STUDY QUESTIONS
1 – From the article on the Ernst & Young security survey, list the drivers of information security that respondents ranked, in the order the article gives them.
2 – Carry on the article on the Ernst & Young security survey from its final sentence.

EXTRACT

Regulatory compliance has emerged as the biggest driver of information security initiatives, trumping concerns such as worms and viruses for the first time, according to the results of a survey released Wednesday by Ernst & Young.
At the same time, the survey said, IT organizations and information security groups are failing to take advantage of compliance-related concerns to rearchitect their security organizations.
“The sheer number of regulations and the consequences of not complying have brought information security into the boardroom,” the report said. “Yet many organizations are missing the rare investment opportunities that compliance offers to promote information security as an integral part of their business.”
In Ernst & Young’s survey of 1,300 organizations worldwide, nearly two-thirds of respondents said compliance is the primary driver of information security at their businesses, followed by worms and viruses and meeting business objectives.
The results are surprising, given that 2005 has been an especially busy year for worms and viruses, said Rudy Bakalov, senior manager of security and technology solutions at Ernst & Young. “We are very happy that compliance with regulations has become such a high priority,” Bakalov said. Even so, most information security organizations are continuing to focus on tactical issues rather than strategic ones, he said.

ENTRIES SHOWN
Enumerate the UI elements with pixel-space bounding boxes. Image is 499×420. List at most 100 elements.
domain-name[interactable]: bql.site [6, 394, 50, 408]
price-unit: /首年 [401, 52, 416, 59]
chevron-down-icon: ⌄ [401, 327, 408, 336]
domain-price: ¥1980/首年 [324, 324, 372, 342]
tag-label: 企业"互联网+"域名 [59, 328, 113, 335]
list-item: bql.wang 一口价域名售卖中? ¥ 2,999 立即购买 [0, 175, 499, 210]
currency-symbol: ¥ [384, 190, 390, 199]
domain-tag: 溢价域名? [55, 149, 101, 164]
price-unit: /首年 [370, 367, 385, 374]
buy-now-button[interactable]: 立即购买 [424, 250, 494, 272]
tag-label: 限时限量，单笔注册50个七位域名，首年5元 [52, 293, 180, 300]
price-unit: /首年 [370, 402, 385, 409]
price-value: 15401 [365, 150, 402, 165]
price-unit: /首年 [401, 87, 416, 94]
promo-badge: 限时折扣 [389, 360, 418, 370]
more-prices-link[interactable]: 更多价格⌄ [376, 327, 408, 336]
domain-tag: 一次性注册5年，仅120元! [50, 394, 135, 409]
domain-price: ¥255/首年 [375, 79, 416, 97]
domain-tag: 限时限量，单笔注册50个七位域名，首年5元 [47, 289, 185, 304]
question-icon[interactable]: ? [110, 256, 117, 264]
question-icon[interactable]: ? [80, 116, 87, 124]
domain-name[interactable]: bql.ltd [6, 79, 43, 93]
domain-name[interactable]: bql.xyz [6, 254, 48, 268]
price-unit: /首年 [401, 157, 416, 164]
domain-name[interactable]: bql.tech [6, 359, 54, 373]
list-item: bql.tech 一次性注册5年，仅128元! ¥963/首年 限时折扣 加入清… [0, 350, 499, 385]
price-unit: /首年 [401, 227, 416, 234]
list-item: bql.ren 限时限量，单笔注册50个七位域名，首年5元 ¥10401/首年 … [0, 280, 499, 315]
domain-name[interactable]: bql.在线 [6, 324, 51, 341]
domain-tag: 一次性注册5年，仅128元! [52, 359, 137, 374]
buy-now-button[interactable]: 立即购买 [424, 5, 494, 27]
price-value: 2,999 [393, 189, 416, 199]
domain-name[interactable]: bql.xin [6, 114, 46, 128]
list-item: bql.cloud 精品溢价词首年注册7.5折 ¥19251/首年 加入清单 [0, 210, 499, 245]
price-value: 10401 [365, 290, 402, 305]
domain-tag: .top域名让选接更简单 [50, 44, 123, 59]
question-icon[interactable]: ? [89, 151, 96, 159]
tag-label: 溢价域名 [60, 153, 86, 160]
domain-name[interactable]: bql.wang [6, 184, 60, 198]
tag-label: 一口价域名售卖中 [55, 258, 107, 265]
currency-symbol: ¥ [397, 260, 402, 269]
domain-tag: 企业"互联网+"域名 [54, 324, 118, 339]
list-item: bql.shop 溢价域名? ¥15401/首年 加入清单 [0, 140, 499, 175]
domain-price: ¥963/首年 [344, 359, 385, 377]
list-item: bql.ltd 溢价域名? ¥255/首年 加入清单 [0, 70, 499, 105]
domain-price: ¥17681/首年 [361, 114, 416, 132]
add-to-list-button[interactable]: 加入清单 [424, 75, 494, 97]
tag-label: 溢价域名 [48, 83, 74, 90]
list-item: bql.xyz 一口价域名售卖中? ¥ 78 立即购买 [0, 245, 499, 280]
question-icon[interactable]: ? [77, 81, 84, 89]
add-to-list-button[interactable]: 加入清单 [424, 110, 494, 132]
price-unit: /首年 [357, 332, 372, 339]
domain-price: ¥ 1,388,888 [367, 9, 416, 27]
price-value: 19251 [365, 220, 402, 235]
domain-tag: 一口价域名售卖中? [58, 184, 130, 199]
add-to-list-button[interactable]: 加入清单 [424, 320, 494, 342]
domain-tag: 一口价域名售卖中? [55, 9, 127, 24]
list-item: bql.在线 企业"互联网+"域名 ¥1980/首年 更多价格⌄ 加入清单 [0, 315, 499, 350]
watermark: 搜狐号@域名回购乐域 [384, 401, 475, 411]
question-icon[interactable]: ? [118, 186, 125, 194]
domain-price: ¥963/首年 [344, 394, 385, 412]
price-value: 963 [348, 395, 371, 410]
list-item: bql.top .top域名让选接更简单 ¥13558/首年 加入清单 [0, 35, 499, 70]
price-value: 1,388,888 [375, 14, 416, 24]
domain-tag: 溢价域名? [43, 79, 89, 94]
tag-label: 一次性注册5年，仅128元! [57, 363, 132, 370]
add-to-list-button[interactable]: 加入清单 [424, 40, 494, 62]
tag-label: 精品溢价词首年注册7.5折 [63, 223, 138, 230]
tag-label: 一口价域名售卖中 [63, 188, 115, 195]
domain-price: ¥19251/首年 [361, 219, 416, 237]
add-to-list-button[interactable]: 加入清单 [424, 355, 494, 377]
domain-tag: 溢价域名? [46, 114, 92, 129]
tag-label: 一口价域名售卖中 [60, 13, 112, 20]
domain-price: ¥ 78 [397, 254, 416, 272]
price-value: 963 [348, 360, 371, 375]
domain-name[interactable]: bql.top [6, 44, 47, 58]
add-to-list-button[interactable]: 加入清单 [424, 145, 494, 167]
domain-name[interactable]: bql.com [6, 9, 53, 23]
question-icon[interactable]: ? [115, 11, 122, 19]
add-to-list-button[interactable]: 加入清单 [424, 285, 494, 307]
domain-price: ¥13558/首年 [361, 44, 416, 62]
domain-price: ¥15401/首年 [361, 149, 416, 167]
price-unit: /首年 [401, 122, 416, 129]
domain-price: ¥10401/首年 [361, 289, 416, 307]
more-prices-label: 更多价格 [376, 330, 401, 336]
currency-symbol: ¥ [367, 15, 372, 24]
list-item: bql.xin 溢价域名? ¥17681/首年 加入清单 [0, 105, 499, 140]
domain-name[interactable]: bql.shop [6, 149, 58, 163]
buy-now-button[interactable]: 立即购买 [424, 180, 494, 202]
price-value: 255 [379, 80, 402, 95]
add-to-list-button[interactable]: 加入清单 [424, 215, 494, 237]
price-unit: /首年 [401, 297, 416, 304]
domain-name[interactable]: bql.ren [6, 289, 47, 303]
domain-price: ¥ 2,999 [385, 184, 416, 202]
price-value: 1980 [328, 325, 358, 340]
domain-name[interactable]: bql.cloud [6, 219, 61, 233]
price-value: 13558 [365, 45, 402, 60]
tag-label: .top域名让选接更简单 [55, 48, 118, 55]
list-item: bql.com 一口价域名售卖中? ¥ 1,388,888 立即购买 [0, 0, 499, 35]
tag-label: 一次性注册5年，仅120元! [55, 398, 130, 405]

TASK RESULTS
1 –
1. Compliance
2. Worms and viruses
3. Meeting business objectives

2 –
For example, nearly 90 percent of those implementing security measures to comply with regulations are focusing on issues such as policies, procedures training and awareness campaigns, he said. Only 41 percent are also reorganizing their information security function and their architectures as part of the compliance process, he said.
“It doesn’t surprise me that compliance and regulations are overtaking worms and viruses,” John Meakin, group head of information security at Standard Chartered Bank in London, said via e-mail. “As the focus on general corporate governance and maturity of overall risk management increases, security professionals are being asked not just about the headline issues, but about the broad picture of information security control.
“It isn’t really that [the trend] is throwing up areas of control that we security pros have been overlooking or been unable to solve,” he said. Rather, it’s about being asked “to provide detailed measurement and demonstrable evidence of the completeness and effectiveness of the protection provided to the corporate world.”
Kim Milford, information security manager at the University of Rochester in New York, said she also sees a trend toward more compliance spending in 2006. “I think this is a great opportunity to rethink security spending, because it shifts the focus from the reactive work of incident response to more proactive controls and helps us to focus on best practices,” she said.
The survey results highlight the growing pressure regulations are putting on information security organizations, IT managers said. At the same time, it also underscores a growing trend by many to use compliance as an excuse for all security spending, said Lloyd Hession, chief information security officer at BT Radianz, a New York-based provider of network connectivity services to financial firms.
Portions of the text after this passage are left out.